Reproduce the complete listing without any deviation.

── MATERIAL SHOWN ──

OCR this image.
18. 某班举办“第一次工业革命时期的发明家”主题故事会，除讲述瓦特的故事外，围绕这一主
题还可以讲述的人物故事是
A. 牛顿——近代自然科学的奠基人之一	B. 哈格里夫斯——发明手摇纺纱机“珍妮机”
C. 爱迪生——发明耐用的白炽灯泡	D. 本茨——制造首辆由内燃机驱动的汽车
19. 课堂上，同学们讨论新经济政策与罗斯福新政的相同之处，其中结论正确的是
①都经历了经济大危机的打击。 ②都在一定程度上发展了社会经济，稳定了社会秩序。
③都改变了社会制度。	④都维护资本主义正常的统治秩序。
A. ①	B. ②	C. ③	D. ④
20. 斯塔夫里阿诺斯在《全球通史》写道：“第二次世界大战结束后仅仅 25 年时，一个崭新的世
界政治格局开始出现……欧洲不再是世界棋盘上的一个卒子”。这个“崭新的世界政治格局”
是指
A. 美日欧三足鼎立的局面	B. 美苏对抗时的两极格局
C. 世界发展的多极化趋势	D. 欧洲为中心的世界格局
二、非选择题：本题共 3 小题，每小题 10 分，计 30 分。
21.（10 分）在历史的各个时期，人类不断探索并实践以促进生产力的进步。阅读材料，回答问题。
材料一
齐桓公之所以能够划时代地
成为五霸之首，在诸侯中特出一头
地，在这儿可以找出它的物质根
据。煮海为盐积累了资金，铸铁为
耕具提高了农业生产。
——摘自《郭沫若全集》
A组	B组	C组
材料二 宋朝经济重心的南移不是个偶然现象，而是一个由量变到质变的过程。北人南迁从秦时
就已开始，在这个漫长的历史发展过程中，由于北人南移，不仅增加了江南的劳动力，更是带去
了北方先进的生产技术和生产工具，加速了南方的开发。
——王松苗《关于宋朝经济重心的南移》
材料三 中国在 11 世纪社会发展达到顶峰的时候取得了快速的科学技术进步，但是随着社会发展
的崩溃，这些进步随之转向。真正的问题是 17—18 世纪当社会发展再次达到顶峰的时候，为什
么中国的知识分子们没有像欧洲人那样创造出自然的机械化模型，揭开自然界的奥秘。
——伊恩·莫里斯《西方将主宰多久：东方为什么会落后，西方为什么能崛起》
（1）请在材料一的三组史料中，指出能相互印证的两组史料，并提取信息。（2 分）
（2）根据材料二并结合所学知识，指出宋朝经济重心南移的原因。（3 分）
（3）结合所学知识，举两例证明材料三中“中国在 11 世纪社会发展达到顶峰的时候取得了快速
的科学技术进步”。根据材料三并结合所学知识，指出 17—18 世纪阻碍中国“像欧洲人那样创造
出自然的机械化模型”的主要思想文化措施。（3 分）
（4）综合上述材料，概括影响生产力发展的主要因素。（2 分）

───

ANSWER TO THIS EXERCISE ▸
OCR this image.
18. 某班举办“第一次工业革命时期的发明家”主题故事会，除讲述瓦特的故事外，围绕这一主
题还可以讲述的人物故事是
A. 牛顿——近代自然科学的奠基人之一	B. 哈格里夫斯——发明手摇纺纱机“珍妮机”
C. 爱迪生——发明耐用的白炽灯泡	D. 本茨——制造首辆由内燃机驱动的汽车
19. 课堂上，同学们讨论新经济政策与罗斯福新政的相同之处，其中结论正确的是
①都经历了经济大危机的打击。 ②都在一定程度上发展了社会经济，稳定了社会秩序。
③都改变了社会制度。	④都维护资本主义正常的统治秩序。
A. ①	B. ②	C. ③	D. ④
20. 斯塔夫里阿诺斯在《全球通史》写道：“第二次世界大战结束后仅仅 25 年时，一个崭新的世
界政治格局开始出现……欧洲不再是世界棋盘上的一个卒子”。这个“崭新的世界政治格局”
是指
A. 美日欧三足鼎立的局面	B. 美苏对抗时的两极格局
C. 世界发展的多极化趋势	D. 欧洲为中心的世界格局
二、非选择题：本题共 3 小题，每小题 10 分，计 30 分。
21.（10 分）在历史的各个时期，人类不断探索并实践以促进生产力的进步。阅读材料，回答问题。
材料一
齐桓公之所以能够划时代地
成为五霸之首，在诸侯中特出一头
地，在这儿可以找出它的物质根
据。煮海为盐积累了资金，铸铁为
耕具提高了农业生产。
——摘自《郭沫若全集》
A组	B组	C组
材料二 宋朝经济重心的南移不是个偶然现象，而是一个由量变到质变的过程。北人南迁从秦时
就已开始，在这个漫长的历史发展过程中，由于北人南移，不仅增加了江南的劳动力，更是带去
了北方先进的生产技术和生产工具，加速了南方的开发。
——王松苗《关于宋朝经济重心的南移》
材料三 中国在 11 世纪社会发展达到顶峰的时候取得了快速的科学技术进步，但是随着社会发展
的崩溃，这些进步随之转向。真正的问题是 17—18 世纪当社会发展再次达到顶峰的时候，为什
么中国的知识分子们没有像欧洲人那样创造出自然的机械化模型，揭开自然界的奥秘。
——伊恩·莫里斯《西方将主宰多久：东方为什么会落后，西方为什么能崛起》
（1）请在材料一的三组史料中，指出能相互印证的两组史料，并提取信息。（2 分）
（2）根据材料二并结合所学知识，指出宋朝经济重心南移的原因。（3 分）
（3）结合所学知识，举两例证明材料三中“中国在 11 世纪社会发展达到顶峰的时候取得了快速
的科学技术进步”。根据材料三并结合所学知识，指出 17—18 世纪阻碍中国“像欧洲人那样创造
出自然的机械化模型”的主要思想文化措施。（3 分）
（4）综合上述材料，概括影响生产力发展的主要因素。（2 分）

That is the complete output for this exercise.